_GIVEN INSTRUCTION_:
Omit every picture and return the rest of the data unaltered.

** Start of DATA FOR THIS TASK **

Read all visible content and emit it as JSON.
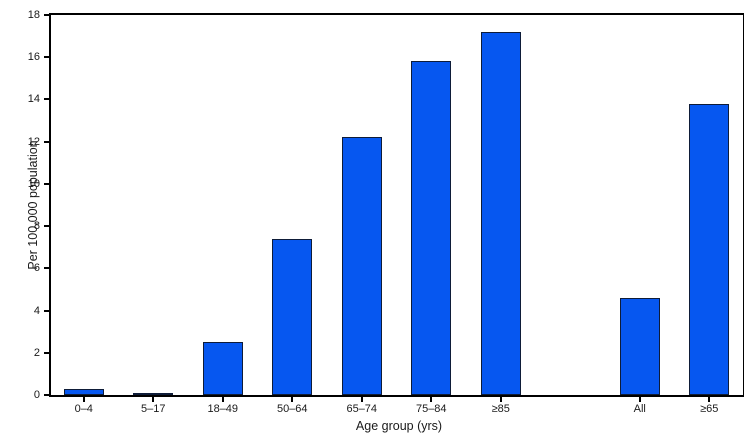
{
  "chart_data": {
    "type": "bar",
    "title": "",
    "xlabel": "Age group (yrs)",
    "ylabel": "Per 100,000 population",
    "categories": [
      "0–4",
      "5–17",
      "18–49",
      "50–64",
      "65–74",
      "75–84",
      "≥85",
      "",
      "All",
      "≥65"
    ],
    "values": [
      0.3,
      0.1,
      2.5,
      7.4,
      12.2,
      15.8,
      17.2,
      null,
      4.6,
      13.8
    ],
    "ylim": [
      0,
      18
    ],
    "ytick_step": 2,
    "ytick_labels": [
      "0",
      "2",
      "4",
      "6",
      "8",
      "10",
      "12",
      "14",
      "16",
      "18"
    ],
    "grid": "off",
    "legend": "none",
    "bar_color": "#0657f0",
    "bar_border_color": "#0e1c38",
    "axis_color": "#000000",
    "background": "#ffffff"
  }
}
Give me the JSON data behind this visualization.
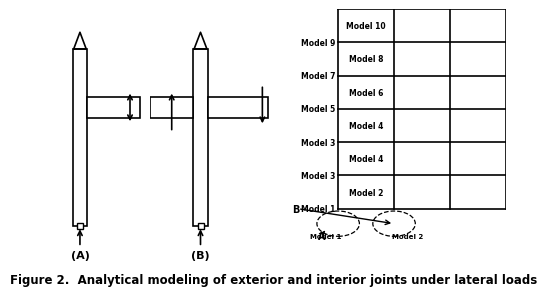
{
  "figure_title": "Figure 2.  Analytical modeling of exterior and interior joints under lateral loads",
  "title_fontsize": 8.5,
  "background_color": "#ffffff",
  "left_labels": [
    "Model 9",
    "Model 7",
    "Model 5",
    "Model 3",
    "Model 3",
    "Model 1"
  ],
  "inner_labels_col1": [
    "Model 10",
    "Model 8",
    "Model 6",
    "Model 4",
    "Model 4",
    "Model 2"
  ],
  "circle_labels": [
    "Model 1",
    "Model 2"
  ],
  "joint_A_label": "(A)",
  "joint_B_label": "(B)"
}
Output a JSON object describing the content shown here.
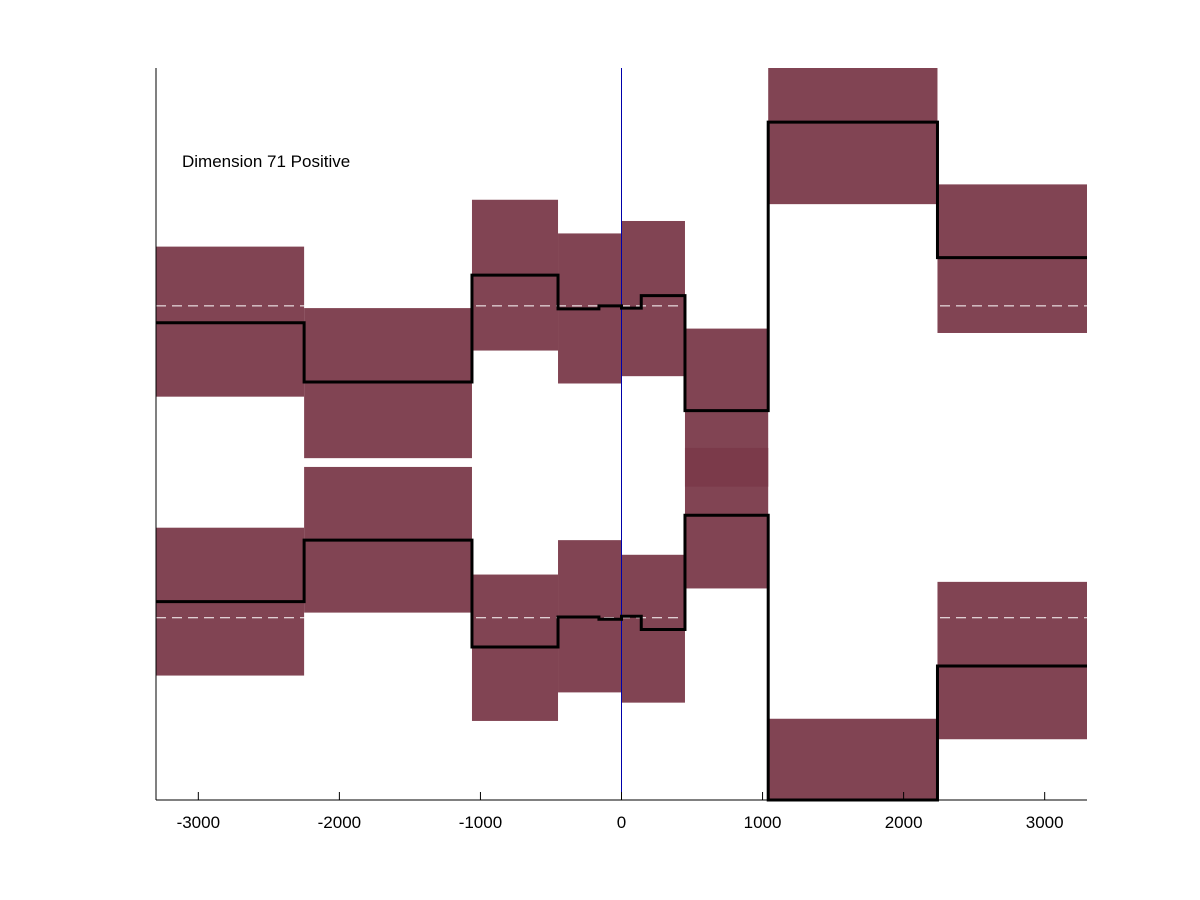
{
  "chart_data": {
    "type": "line",
    "title": "",
    "annotation": "Dimension 71 Positive",
    "xlabel": "",
    "ylabel": "",
    "xlim": [
      -3300,
      3300
    ],
    "ylim": [
      0,
      1
    ],
    "xticks": [
      -3000,
      -2000,
      -1000,
      0,
      1000,
      2000,
      3000
    ],
    "xtick_labels": [
      "-3000",
      "-2000",
      "-1000",
      "0",
      "1000",
      "2000",
      "3000"
    ],
    "yticks_visible": false,
    "grid": false,
    "vertical_marker_x": 0,
    "band_color": "#7a3a4a",
    "line_color": "#000000",
    "marker_color": "#0000aa",
    "dashed_color": "#ffffff",
    "upper_group": {
      "baseline": 0.675,
      "line": [
        {
          "x0": -3300,
          "x1": -2250,
          "y": 0.652
        },
        {
          "x0": -2250,
          "x1": -1060,
          "y": 0.571
        },
        {
          "x0": -1060,
          "x1": -450,
          "y": 0.717
        },
        {
          "x0": -450,
          "x1": -160,
          "y": 0.671
        },
        {
          "x0": -160,
          "x1": 0,
          "y": 0.675
        },
        {
          "x0": 0,
          "x1": 140,
          "y": 0.672
        },
        {
          "x0": 140,
          "x1": 450,
          "y": 0.689
        },
        {
          "x0": 450,
          "x1": 1040,
          "y": 0.532
        },
        {
          "x0": 1040,
          "x1": 2240,
          "y": 0.926
        },
        {
          "x0": 2240,
          "x1": 3300,
          "y": 0.741
        }
      ],
      "band": [
        {
          "x0": -3300,
          "x1": -2250,
          "lo": 0.551,
          "hi": 0.756
        },
        {
          "x0": -2250,
          "x1": -1060,
          "lo": 0.467,
          "hi": 0.672
        },
        {
          "x0": -1060,
          "x1": -450,
          "lo": 0.614,
          "hi": 0.82
        },
        {
          "x0": -450,
          "x1": 0,
          "lo": 0.569,
          "hi": 0.774
        },
        {
          "x0": 0,
          "x1": 450,
          "lo": 0.579,
          "hi": 0.791
        },
        {
          "x0": 450,
          "x1": 1040,
          "lo": 0.428,
          "hi": 0.644
        },
        {
          "x0": 1040,
          "x1": 2240,
          "lo": 0.814,
          "hi": 1.0
        },
        {
          "x0": 2240,
          "x1": 3300,
          "lo": 0.638,
          "hi": 0.841
        }
      ]
    },
    "lower_group": {
      "baseline": 0.249,
      "line": [
        {
          "x0": -3300,
          "x1": -2250,
          "y": 0.271
        },
        {
          "x0": -2250,
          "x1": -1060,
          "y": 0.355
        },
        {
          "x0": -1060,
          "x1": -450,
          "y": 0.209
        },
        {
          "x0": -450,
          "x1": -160,
          "y": 0.25
        },
        {
          "x0": -160,
          "x1": 0,
          "y": 0.247
        },
        {
          "x0": 0,
          "x1": 140,
          "y": 0.251
        },
        {
          "x0": 140,
          "x1": 450,
          "y": 0.233
        },
        {
          "x0": 450,
          "x1": 1040,
          "y": 0.389
        },
        {
          "x0": 1040,
          "x1": 2240,
          "y": -0.05
        },
        {
          "x0": 2240,
          "x1": 3300,
          "y": 0.183
        }
      ],
      "band": [
        {
          "x0": -3300,
          "x1": -2250,
          "lo": 0.17,
          "hi": 0.372
        },
        {
          "x0": -2250,
          "x1": -1060,
          "lo": 0.256,
          "hi": 0.455
        },
        {
          "x0": -1060,
          "x1": -450,
          "lo": 0.108,
          "hi": 0.308
        },
        {
          "x0": -450,
          "x1": 0,
          "lo": 0.147,
          "hi": 0.355
        },
        {
          "x0": 0,
          "x1": 450,
          "lo": 0.133,
          "hi": 0.335
        },
        {
          "x0": 450,
          "x1": 1040,
          "lo": 0.289,
          "hi": 0.481
        },
        {
          "x0": 1040,
          "x1": 2240,
          "lo": 0.0,
          "hi": 0.111
        },
        {
          "x0": 2240,
          "x1": 3300,
          "lo": 0.083,
          "hi": 0.298
        }
      ]
    }
  }
}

** End of DATA FOR THIS TASK **

_THE OUTPUT_:
Read all visible content and emit it as JSON.
{
  "chart_data": {
    "type": "bar",
    "title": "",
    "xlabel": "Age group (yrs)",
    "ylabel": "Per 100,000 population",
    "categories": [
      "0–4",
      "5–17",
      "18–49",
      "50–64",
      "65–74",
      "75–84",
      "≥85",
      "",
      "All",
      "≥65"
    ],
    "values": [
      0.3,
      0.1,
      2.5,
      7.4,
      12.2,
      15.8,
      17.2,
      null,
      4.6,
      13.8
    ],
    "ylim": [
      0,
      18
    ],
    "ytick_step": 2,
    "ytick_labels": [
      "0",
      "2",
      "4",
      "6",
      "8",
      "10",
      "12",
      "14",
      "16",
      "18"
    ],
    "grid": "off",
    "legend": "none",
    "bar_color": "#0657f0",
    "bar_border_color": "#0e1c38",
    "axis_color": "#000000",
    "background": "#ffffff"
  }
}
Give me the JSON data behind this visualization.
{
  "figure_title": "Figure 2.  Analytical modeling of exterior and interior joints under lateral loads",
  "title_fontsize": 8.5,
  "background_color": "#ffffff",
  "left_labels": [
    "Model 9",
    "Model 7",
    "Model 5",
    "Model 3",
    "Model 3",
    "Model 1"
  ],
  "inner_labels_col1": [
    "Model 10",
    "Model 8",
    "Model 6",
    "Model 4",
    "Model 4",
    "Model 2"
  ],
  "circle_labels": [
    "Model 1",
    "Model 2"
  ],
  "joint_A_label": "(A)",
  "joint_B_label": "(B)"
}
Output a JSON object describing the content shown here.
{
  "chart_data": {
    "type": "line",
    "title": "",
    "annotation": "Dimension 71 Positive",
    "xlabel": "",
    "ylabel": "",
    "xlim": [
      -3300,
      3300
    ],
    "ylim": [
      0,
      1
    ],
    "xticks": [
      -3000,
      -2000,
      -1000,
      0,
      1000,
      2000,
      3000
    ],
    "xtick_labels": [
      "-3000",
      "-2000",
      "-1000",
      "0",
      "1000",
      "2000",
      "3000"
    ],
    "yticks_visible": false,
    "grid": false,
    "vertical_marker_x": 0,
    "band_color": "#7a3a4a",
    "line_color": "#000000",
    "marker_color": "#0000aa",
    "dashed_color": "#ffffff",
    "upper_group": {
      "baseline": 0.675,
      "line": [
        {
          "x0": -3300,
          "x1": -2250,
          "y": 0.652
        },
        {
          "x0": -2250,
          "x1": -1060,
          "y": 0.571
        },
        {
          "x0": -1060,
          "x1": -450,
          "y": 0.717
        },
        {
          "x0": -450,
          "x1": -160,
          "y": 0.671
        },
        {
          "x0": -160,
          "x1": 0,
          "y": 0.675
        },
        {
          "x0": 0,
          "x1": 140,
          "y": 0.672
        },
        {
          "x0": 140,
          "x1": 450,
          "y": 0.689
        },
        {
          "x0": 450,
          "x1": 1040,
          "y": 0.532
        },
        {
          "x0": 1040,
          "x1": 2240,
          "y": 0.926
        },
        {
          "x0": 2240,
          "x1": 3300,
          "y": 0.741
        }
      ],
      "band": [
        {
          "x0": -3300,
          "x1": -2250,
          "lo": 0.551,
          "hi": 0.756
        },
        {
          "x0": -2250,
          "x1": -1060,
          "lo": 0.467,
          "hi": 0.672
        },
        {
          "x0": -1060,
          "x1": -450,
          "lo": 0.614,
          "hi": 0.82
        },
        {
          "x0": -450,
          "x1": 0,
          "lo": 0.569,
          "hi": 0.774
        },
        {
          "x0": 0,
          "x1": 450,
          "lo": 0.579,
          "hi": 0.791
        },
        {
          "x0": 450,
          "x1": 1040,
          "lo": 0.428,
          "hi": 0.644
        },
        {
          "x0": 1040,
          "x1": 2240,
          "lo": 0.814,
          "hi": 1.0
        },
        {
          "x0": 2240,
          "x1": 3300,
          "lo": 0.638,
          "hi": 0.841
        }
      ]
    },
    "lower_group": {
      "baseline": 0.249,
      "line": [
        {
          "x0": -3300,
          "x1": -2250,
          "y": 0.271
        },
        {
          "x0": -2250,
          "x1": -1060,
          "y": 0.355
        },
        {
          "x0": -1060,
          "x1": -450,
          "y": 0.209
        },
        {
          "x0": -450,
          "x1": -160,
          "y": 0.25
        },
        {
          "x0": -160,
          "x1": 0,
          "y": 0.247
        },
        {
          "x0": 0,
          "x1": 140,
          "y": 0.251
        },
        {
          "x0": 140,
          "x1": 450,
          "y": 0.233
        },
        {
          "x0": 450,
          "x1": 1040,
          "y": 0.389
        },
        {
          "x0": 1040,
          "x1": 2240,
          "y": -0.05
        },
        {
          "x0": 2240,
          "x1": 3300,
          "y": 0.183
        }
      ],
      "band": [
        {
          "x0": -3300,
          "x1": -2250,
          "lo": 0.17,
          "hi": 0.372
        },
        {
          "x0": -2250,
          "x1": -1060,
          "lo": 0.256,
          "hi": 0.455
        },
        {
          "x0": -1060,
          "x1": -450,
          "lo": 0.108,
          "hi": 0.308
        },
        {
          "x0": -450,
          "x1": 0,
          "lo": 0.147,
          "hi": 0.355
        },
        {
          "x0": 0,
          "x1": 450,
          "lo": 0.133,
          "hi": 0.335
        },
        {
          "x0": 450,
          "x1": 1040,
          "lo": 0.289,
          "hi": 0.481
        },
        {
          "x0": 1040,
          "x1": 2240,
          "lo": 0.0,
          "hi": 0.111
        },
        {
          "x0": 2240,
          "x1": 3300,
          "lo": 0.083,
          "hi": 0.298
        }
      ]
    }
  }
}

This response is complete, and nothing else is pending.